EXERCISE DESCRIPTION:
Scan the data beneath this task and copy each line that includes "xlabel".

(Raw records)
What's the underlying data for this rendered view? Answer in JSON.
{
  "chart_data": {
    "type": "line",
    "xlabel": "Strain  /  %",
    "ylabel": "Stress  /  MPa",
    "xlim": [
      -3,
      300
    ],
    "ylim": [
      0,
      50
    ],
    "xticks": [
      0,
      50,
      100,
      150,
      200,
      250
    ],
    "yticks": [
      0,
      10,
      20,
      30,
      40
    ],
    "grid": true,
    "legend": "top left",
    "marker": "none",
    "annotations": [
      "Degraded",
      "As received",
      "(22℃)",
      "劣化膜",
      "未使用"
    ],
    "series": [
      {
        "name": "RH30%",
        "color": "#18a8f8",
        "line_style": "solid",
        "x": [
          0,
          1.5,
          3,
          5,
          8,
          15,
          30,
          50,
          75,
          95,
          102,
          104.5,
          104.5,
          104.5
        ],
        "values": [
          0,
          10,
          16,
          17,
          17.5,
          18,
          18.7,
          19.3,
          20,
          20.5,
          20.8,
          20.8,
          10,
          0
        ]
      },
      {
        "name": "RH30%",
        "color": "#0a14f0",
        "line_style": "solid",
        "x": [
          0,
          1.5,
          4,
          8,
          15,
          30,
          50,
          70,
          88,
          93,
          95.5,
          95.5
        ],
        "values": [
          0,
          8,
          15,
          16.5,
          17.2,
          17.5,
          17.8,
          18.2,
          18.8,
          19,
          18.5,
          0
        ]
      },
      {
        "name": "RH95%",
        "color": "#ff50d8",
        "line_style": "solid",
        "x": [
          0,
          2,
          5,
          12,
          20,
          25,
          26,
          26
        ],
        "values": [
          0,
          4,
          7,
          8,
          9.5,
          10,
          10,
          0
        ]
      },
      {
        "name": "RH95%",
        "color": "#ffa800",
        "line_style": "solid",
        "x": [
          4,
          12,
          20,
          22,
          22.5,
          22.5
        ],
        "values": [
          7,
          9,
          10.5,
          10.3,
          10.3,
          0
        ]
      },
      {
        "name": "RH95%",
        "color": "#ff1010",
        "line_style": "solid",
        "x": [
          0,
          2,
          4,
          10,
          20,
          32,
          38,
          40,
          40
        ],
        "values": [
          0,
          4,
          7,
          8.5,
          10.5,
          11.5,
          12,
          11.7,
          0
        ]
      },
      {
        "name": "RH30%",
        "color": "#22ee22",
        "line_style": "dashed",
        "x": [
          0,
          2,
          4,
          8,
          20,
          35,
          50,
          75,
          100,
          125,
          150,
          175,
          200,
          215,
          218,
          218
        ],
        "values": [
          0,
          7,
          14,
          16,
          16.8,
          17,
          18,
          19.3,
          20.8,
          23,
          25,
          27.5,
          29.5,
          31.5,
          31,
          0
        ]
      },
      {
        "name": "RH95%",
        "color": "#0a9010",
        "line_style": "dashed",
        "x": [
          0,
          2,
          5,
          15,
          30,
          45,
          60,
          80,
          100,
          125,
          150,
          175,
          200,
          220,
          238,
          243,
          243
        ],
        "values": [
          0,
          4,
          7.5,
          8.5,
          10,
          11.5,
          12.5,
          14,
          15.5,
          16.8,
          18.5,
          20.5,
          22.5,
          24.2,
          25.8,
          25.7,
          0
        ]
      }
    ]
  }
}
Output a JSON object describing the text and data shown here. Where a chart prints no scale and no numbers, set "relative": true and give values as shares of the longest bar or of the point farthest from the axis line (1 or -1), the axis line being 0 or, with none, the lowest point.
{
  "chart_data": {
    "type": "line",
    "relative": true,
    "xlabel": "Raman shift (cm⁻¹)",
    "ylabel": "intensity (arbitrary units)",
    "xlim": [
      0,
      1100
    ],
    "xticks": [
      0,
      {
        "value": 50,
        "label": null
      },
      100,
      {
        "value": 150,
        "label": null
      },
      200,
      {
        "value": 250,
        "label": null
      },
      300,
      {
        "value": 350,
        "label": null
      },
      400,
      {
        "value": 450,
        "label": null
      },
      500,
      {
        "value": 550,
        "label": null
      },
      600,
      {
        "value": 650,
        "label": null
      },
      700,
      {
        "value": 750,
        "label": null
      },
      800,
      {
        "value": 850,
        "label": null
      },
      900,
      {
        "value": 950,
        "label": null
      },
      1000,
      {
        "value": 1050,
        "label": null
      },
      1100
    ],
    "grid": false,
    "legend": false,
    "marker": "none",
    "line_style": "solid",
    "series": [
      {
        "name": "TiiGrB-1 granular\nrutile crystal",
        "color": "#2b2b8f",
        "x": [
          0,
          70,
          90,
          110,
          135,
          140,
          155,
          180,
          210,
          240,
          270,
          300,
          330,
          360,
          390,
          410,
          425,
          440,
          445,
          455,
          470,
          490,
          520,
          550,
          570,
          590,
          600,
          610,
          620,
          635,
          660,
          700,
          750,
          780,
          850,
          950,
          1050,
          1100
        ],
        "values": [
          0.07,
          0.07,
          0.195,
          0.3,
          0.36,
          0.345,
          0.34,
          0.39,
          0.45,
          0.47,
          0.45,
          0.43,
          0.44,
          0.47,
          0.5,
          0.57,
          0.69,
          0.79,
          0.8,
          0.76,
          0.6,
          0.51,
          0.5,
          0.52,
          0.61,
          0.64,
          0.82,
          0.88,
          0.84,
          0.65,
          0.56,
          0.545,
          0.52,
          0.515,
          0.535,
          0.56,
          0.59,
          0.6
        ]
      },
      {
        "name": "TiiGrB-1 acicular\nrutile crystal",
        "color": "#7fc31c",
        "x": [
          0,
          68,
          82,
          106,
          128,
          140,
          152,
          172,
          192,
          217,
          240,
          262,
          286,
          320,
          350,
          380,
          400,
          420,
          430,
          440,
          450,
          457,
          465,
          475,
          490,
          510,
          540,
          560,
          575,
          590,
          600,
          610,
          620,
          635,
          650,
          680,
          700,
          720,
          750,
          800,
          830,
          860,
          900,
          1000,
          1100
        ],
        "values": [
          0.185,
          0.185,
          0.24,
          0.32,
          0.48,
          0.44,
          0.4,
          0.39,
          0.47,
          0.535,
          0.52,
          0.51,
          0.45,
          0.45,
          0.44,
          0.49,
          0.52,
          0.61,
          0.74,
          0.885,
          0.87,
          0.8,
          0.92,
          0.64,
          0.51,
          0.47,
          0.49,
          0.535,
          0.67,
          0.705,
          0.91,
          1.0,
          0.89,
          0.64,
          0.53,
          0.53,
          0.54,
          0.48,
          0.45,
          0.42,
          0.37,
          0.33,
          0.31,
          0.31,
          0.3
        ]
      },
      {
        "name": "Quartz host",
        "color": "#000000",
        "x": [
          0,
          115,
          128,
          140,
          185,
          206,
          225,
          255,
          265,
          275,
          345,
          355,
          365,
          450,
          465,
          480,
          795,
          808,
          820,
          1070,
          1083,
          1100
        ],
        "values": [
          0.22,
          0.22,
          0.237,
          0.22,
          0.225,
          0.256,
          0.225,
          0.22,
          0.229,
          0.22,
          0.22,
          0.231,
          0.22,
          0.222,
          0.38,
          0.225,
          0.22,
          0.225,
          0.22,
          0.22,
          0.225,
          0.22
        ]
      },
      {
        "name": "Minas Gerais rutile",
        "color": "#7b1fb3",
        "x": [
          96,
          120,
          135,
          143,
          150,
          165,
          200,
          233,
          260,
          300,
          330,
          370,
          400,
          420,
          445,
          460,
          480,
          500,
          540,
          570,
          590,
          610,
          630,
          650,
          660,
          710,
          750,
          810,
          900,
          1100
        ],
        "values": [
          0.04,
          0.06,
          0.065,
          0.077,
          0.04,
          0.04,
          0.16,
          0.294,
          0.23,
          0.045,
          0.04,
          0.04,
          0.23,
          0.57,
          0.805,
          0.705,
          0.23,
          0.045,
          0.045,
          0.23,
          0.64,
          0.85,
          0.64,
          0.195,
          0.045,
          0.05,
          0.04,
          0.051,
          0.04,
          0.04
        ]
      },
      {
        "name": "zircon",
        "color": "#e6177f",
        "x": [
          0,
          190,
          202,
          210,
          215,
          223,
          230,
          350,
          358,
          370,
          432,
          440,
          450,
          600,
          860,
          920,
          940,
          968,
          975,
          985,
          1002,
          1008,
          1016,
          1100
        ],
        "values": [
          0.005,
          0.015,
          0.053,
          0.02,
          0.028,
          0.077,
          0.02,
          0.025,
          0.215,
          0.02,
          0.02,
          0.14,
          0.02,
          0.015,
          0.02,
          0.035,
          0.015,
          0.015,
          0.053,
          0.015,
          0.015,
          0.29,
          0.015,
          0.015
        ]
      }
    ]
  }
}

FULL RESPONSE:
    "xlabel": "Strain  /  %",
    "xlabel": "Raman shift (cm⁻¹)",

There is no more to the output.